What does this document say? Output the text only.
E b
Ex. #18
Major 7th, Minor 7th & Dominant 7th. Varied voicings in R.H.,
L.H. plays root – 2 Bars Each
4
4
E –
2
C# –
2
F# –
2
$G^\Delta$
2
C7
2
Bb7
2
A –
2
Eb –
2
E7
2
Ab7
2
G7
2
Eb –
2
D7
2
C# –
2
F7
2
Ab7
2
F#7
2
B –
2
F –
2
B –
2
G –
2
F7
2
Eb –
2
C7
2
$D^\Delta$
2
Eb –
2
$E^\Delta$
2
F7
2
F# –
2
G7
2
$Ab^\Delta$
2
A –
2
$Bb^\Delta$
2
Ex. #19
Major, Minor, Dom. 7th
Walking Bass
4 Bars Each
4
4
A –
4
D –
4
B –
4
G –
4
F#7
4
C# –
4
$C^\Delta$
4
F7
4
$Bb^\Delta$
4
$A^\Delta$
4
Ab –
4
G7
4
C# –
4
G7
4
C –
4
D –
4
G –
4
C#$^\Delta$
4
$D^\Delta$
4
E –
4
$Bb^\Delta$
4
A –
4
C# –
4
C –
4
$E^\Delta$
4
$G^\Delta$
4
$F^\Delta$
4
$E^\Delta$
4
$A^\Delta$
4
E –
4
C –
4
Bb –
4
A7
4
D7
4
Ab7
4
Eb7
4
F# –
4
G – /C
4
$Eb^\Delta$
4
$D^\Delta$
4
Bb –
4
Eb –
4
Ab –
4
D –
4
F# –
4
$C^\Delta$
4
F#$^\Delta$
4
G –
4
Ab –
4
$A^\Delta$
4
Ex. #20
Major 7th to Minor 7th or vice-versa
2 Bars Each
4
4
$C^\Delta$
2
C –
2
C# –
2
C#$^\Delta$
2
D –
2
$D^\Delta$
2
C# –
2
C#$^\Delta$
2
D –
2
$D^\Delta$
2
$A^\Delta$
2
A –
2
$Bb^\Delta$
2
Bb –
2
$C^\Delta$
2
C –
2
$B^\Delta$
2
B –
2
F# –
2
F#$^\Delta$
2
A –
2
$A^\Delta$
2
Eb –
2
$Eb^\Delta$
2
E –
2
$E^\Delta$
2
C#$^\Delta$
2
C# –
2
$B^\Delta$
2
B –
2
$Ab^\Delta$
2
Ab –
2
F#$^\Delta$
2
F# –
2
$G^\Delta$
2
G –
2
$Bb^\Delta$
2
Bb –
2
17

┄┄┄┄┄┄

◆ What you are asked to do
Repeat the records above exactly.

◆ Problem solution
What does this document say? Output the text only.
E b
Ex. #18
Major 7th, Minor 7th & Dominant 7th. Varied voicings in R.H.,
L.H. plays root – 2 Bars Each
4
4
E –
2
C# –
2
F# –
2
$G^\Delta$
2
C7
2
Bb7
2
A –
2
Eb –
2
E7
2
Ab7
2
G7
2
Eb –
2
D7
2
C# –
2
F7
2
Ab7
2
F#7
2
B –
2
F –
2
B –
2
G –
2
F7
2
Eb –
2
C7
2
$D^\Delta$
2
Eb –
2
$E^\Delta$
2
F7
2
F# –
2
G7
2
$Ab^\Delta$
2
A –
2
$Bb^\Delta$
2
Ex. #19
Major, Minor, Dom. 7th
Walking Bass
4 Bars Each
4
4
A –
4
D –
4
B –
4
G –
4
F#7
4
C# –
4
$C^\Delta$
4
F7
4
$Bb^\Delta$
4
$A^\Delta$
4
Ab –
4
G7
4
C# –
4
G7
4
C –
4
D –
4
G –
4
C#$^\Delta$
4
$D^\Delta$
4
E –
4
$Bb^\Delta$
4
A –
4
C# –
4
C –
4
$E^\Delta$
4
$G^\Delta$
4
$F^\Delta$
4
$E^\Delta$
4
$A^\Delta$
4
E –
4
C –
4
Bb –
4
A7
4
D7
4
Ab7
4
Eb7
4
F# –
4
G – /C
4
$Eb^\Delta$
4
$D^\Delta$
4
Bb –
4
Eb –
4
Ab –
4
D –
4
F# –
4
$C^\Delta$
4
F#$^\Delta$
4
G –
4
Ab –
4
$A^\Delta$
4
Ex. #20
Major 7th to Minor 7th or vice-versa
2 Bars Each
4
4
$C^\Delta$
2
C –
2
C# –
2
C#$^\Delta$
2
D –
2
$D^\Delta$
2
C# –
2
C#$^\Delta$
2
D –
2
$D^\Delta$
2
$A^\Delta$
2
A –
2
$Bb^\Delta$
2
Bb –
2
$C^\Delta$
2
C –
2
$B^\Delta$
2
B –
2
F# –
2
F#$^\Delta$
2
A –
2
$A^\Delta$
2
Eb –
2
$Eb^\Delta$
2
E –
2
$E^\Delta$
2
C#$^\Delta$
2
C# –
2
$B^\Delta$
2
B –
2
$Ab^\Delta$
2
Ab –
2
F#$^\Delta$
2
F# –
2
$G^\Delta$
2
G –
2
$Bb^\Delta$
2
Bb –
2
17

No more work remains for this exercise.